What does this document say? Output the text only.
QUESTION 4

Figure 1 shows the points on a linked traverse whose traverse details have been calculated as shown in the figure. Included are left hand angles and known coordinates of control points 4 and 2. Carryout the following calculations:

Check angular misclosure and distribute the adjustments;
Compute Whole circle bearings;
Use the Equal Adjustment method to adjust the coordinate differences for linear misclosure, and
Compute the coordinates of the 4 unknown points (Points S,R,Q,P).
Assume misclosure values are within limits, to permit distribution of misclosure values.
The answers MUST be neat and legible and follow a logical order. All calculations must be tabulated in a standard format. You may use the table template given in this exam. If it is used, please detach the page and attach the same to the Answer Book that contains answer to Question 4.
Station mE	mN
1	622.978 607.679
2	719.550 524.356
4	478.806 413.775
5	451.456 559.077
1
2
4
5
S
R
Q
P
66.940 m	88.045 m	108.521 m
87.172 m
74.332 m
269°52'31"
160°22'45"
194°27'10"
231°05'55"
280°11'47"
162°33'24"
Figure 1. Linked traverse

----------------

**Directions**
Faithfully transcribe the whole of the data.

**Exercise answer**
What does this document say? Output the text only.
QUESTION 4

Figure 1 shows the points on a linked traverse whose traverse details have been calculated as shown in the figure. Included are left hand angles and known coordinates of control points 4 and 2. Carryout the following calculations:

Check angular misclosure and distribute the adjustments;
Compute Whole circle bearings;
Use the Equal Adjustment method to adjust the coordinate differences for linear misclosure, and
Compute the coordinates of the 4 unknown points (Points S,R,Q,P).
Assume misclosure values are within limits, to permit distribution of misclosure values.
The answers MUST be neat and legible and follow a logical order. All calculations must be tabulated in a standard format. You may use the table template given in this exam. If it is used, please detach the page and attach the same to the Answer Book that contains answer to Question 4.
Station mE	mN
1	622.978 607.679
2	719.550 524.356
4	478.806 413.775
5	451.456 559.077
1
2
4
5
S
R
Q
P
66.940 m	88.045 m	108.521 m
87.172 m
74.332 m
269°52'31"
160°22'45"
194°27'10"
231°05'55"
280°11'47"
162°33'24"
Figure 1. Linked traverse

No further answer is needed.